Search the material below for the string "this" and list each line that holds it.

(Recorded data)
────

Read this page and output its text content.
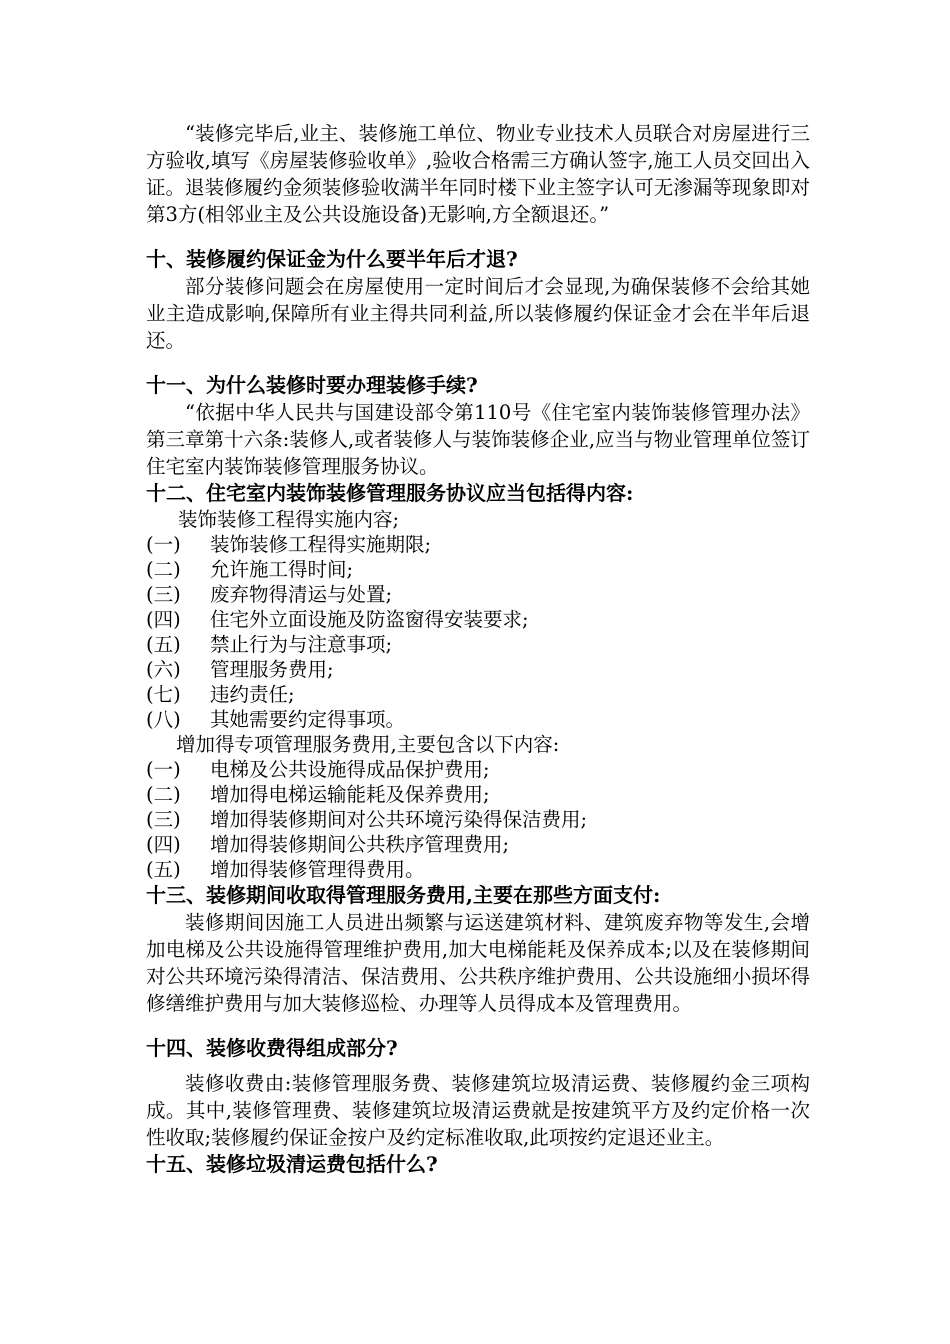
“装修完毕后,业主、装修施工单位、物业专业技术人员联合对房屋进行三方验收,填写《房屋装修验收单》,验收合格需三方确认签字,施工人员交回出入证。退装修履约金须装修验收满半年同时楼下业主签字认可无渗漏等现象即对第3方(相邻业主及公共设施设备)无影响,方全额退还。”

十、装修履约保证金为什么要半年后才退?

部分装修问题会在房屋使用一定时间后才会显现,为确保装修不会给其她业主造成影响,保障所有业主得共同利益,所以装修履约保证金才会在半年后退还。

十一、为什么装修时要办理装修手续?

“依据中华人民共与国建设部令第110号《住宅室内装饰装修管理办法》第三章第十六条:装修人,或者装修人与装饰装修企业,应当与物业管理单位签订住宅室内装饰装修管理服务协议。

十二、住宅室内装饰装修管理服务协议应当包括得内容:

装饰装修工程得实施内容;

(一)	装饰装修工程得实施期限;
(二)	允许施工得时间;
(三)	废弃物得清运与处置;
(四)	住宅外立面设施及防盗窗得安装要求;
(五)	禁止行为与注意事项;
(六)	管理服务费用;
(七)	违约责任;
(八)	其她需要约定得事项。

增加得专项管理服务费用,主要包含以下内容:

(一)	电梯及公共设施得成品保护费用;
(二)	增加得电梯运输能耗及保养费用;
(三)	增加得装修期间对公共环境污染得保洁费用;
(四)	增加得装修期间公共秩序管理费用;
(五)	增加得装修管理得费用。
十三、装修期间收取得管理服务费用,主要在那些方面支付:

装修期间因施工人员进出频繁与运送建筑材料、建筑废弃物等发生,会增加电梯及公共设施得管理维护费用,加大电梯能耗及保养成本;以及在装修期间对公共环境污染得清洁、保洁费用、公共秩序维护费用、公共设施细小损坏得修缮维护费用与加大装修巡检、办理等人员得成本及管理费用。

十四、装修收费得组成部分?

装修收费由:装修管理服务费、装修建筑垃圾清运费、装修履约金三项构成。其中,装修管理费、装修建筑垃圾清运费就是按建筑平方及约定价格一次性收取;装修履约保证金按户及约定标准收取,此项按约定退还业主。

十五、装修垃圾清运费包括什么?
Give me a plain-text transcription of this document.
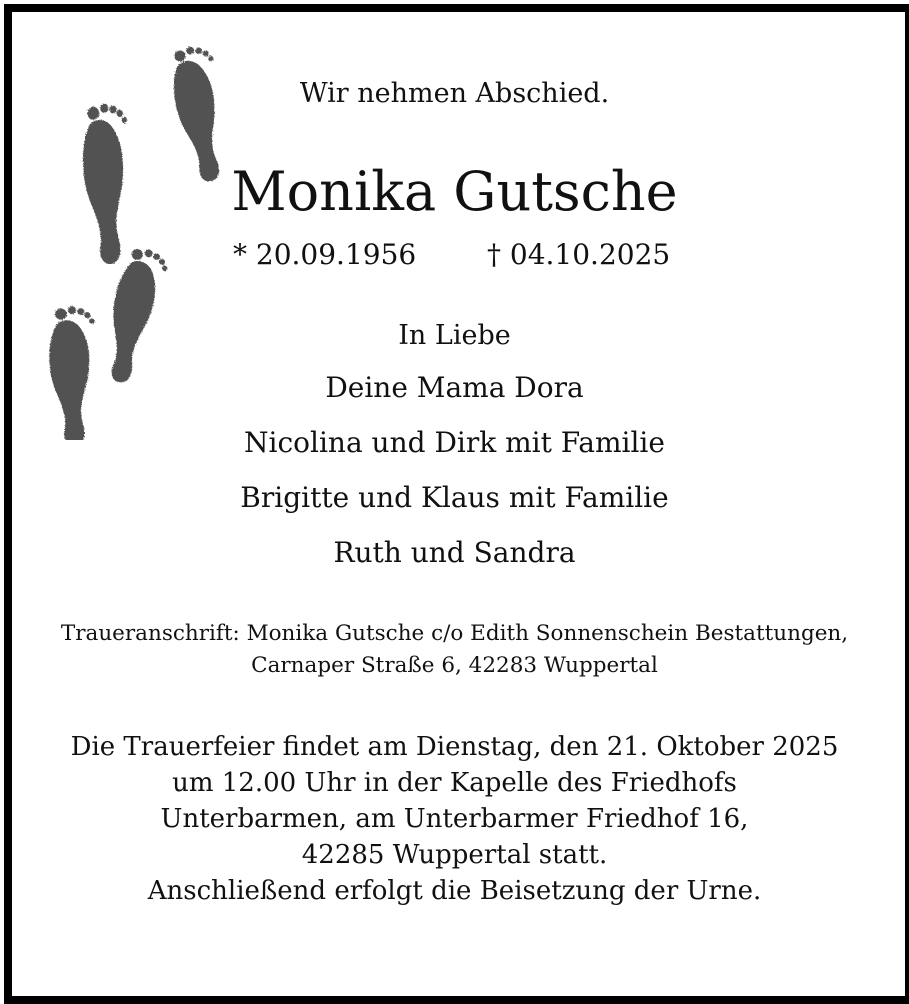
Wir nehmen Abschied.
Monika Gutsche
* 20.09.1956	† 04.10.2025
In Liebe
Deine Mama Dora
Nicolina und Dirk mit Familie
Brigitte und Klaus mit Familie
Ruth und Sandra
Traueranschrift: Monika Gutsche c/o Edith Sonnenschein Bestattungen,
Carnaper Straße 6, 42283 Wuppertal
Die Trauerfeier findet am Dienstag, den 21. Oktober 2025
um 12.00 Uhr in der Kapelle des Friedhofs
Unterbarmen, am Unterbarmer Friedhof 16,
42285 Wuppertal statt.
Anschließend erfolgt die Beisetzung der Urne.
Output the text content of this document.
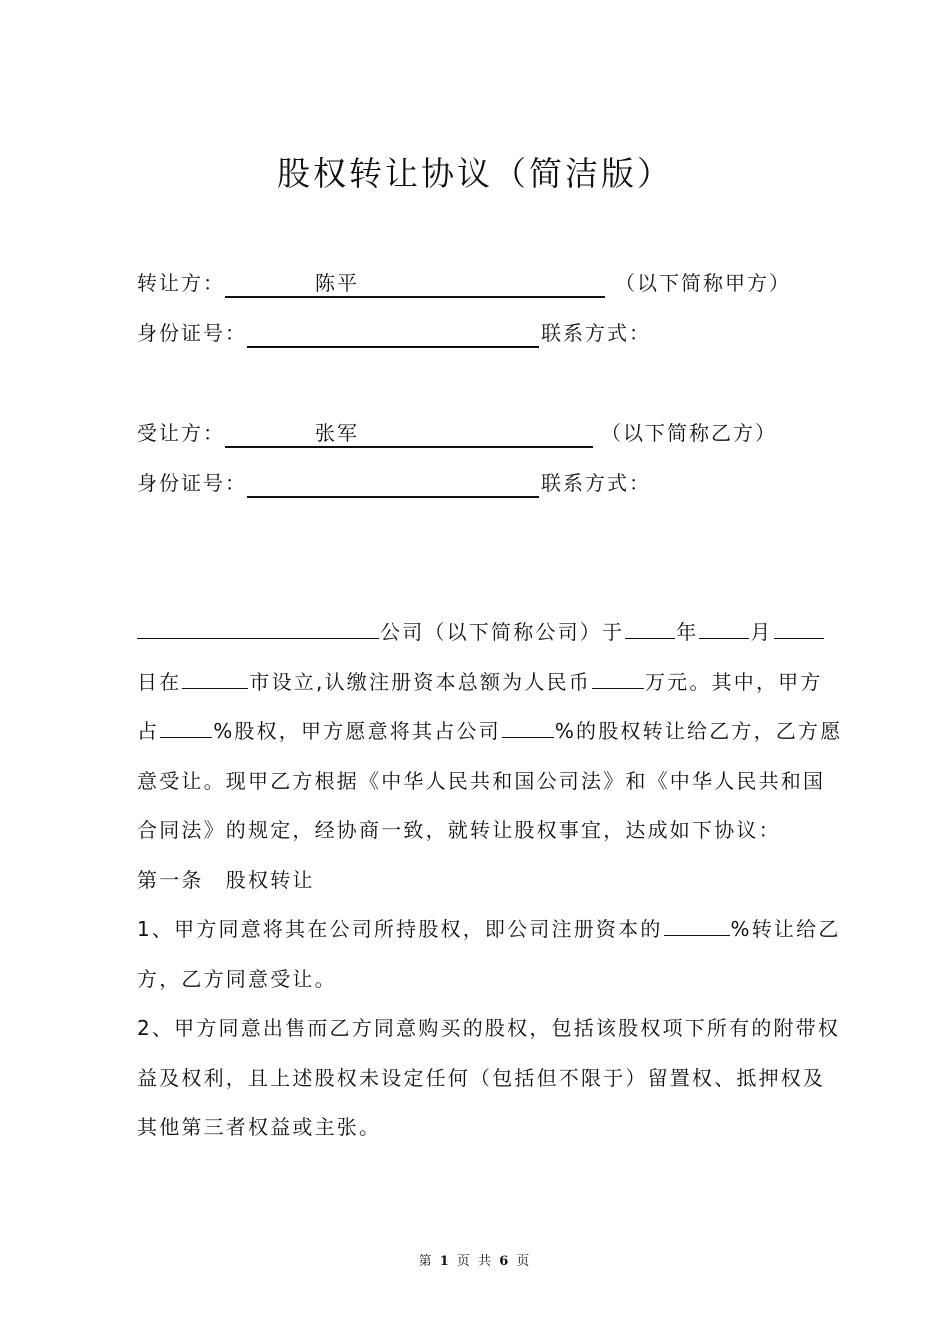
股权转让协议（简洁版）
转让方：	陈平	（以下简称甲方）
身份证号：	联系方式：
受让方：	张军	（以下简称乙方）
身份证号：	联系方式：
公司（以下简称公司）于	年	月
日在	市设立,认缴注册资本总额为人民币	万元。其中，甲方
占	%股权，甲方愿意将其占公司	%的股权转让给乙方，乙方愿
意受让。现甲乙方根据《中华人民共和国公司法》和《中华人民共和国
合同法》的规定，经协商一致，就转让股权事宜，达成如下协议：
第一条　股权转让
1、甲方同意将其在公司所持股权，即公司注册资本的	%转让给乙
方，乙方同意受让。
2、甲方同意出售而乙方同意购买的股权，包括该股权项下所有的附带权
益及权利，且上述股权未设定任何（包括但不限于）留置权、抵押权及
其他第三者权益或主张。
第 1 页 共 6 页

────

__Expected output__
Read this page and output its text content.
Give me a plain-text transcription of this document.
Output the text content of this document.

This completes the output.